Dataset rows about figures
+--

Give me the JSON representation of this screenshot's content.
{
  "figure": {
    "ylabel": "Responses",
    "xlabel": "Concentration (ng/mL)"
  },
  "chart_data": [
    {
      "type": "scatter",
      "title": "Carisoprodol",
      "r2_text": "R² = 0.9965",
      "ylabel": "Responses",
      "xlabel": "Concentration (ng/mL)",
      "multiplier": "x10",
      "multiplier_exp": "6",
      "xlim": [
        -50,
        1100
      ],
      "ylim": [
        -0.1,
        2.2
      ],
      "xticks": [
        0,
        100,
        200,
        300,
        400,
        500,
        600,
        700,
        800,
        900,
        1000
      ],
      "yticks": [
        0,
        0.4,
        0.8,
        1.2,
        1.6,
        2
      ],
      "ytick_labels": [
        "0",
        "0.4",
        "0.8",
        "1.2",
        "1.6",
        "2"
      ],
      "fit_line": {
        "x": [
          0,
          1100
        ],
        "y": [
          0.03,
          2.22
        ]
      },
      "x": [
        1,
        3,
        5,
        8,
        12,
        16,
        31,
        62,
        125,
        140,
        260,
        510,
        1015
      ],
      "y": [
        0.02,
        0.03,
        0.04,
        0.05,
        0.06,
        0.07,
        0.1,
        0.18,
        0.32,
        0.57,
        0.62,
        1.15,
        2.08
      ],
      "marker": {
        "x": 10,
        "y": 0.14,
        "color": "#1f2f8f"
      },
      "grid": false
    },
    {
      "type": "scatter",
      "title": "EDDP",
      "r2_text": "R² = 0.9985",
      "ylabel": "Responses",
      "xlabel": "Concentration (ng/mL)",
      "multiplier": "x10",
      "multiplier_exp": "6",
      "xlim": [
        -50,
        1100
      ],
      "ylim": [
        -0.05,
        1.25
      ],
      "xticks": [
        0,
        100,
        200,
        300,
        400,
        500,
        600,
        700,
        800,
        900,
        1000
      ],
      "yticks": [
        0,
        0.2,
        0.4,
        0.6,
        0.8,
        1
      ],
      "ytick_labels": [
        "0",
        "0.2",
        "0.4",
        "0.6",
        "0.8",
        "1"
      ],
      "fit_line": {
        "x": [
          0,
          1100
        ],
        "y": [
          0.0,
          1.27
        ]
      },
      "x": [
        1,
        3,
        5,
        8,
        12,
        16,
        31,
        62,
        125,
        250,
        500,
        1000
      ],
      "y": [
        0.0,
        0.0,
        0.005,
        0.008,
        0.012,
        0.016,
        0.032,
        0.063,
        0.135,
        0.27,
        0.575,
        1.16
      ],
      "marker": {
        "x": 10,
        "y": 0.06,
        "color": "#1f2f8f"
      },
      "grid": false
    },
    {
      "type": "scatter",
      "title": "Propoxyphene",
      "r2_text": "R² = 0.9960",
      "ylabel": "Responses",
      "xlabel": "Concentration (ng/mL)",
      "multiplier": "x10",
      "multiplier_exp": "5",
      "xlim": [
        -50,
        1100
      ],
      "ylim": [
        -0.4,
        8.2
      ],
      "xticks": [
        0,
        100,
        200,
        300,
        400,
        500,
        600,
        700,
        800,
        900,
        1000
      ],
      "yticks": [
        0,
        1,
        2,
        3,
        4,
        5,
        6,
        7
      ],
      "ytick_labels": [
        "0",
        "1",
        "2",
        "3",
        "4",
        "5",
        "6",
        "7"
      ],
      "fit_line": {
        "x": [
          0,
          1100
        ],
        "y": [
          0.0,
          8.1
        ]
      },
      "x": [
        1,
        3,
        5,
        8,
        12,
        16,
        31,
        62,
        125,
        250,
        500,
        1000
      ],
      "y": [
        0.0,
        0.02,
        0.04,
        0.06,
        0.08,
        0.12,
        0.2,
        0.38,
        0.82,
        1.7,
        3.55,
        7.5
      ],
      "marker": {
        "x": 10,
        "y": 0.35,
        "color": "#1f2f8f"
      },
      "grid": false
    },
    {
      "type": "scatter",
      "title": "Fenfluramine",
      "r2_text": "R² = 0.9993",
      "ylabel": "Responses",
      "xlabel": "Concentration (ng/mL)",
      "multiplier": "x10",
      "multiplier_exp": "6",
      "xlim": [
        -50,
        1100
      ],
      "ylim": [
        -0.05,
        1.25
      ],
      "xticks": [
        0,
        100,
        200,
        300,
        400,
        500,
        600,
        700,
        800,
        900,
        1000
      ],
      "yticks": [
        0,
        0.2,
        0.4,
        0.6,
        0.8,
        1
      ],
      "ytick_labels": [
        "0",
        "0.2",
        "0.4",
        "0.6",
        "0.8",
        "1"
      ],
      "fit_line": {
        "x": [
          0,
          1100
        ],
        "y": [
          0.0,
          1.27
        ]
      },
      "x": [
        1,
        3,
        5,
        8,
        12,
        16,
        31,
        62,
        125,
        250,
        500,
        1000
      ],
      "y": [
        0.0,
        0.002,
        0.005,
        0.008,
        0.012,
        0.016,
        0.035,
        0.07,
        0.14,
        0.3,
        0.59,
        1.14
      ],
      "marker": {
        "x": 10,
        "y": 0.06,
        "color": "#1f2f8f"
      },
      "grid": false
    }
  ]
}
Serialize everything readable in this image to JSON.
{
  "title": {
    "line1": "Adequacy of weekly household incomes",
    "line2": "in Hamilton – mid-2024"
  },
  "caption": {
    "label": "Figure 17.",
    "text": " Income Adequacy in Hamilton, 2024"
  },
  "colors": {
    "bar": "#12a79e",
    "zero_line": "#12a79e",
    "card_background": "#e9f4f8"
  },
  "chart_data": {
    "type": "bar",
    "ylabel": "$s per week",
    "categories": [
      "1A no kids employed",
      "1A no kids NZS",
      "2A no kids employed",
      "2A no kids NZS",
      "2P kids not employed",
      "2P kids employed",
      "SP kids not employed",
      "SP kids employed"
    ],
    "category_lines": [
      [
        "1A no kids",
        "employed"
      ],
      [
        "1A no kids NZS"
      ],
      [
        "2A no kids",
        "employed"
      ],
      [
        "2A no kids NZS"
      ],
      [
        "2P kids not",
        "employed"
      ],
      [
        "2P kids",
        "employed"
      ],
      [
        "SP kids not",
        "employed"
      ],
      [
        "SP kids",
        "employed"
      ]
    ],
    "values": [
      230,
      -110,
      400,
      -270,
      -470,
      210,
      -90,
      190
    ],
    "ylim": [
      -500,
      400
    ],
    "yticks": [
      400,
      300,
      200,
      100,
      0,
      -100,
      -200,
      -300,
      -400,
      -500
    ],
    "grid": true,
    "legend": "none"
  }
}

+--

### EXERCISE BRIEF:
Copy every line above that includes the string "Hamilton".

### EXERCISE RESULT:
    "line2": "in Hamilton – mid-2024"
    "text": " Income Adequacy in Hamilton, 2024"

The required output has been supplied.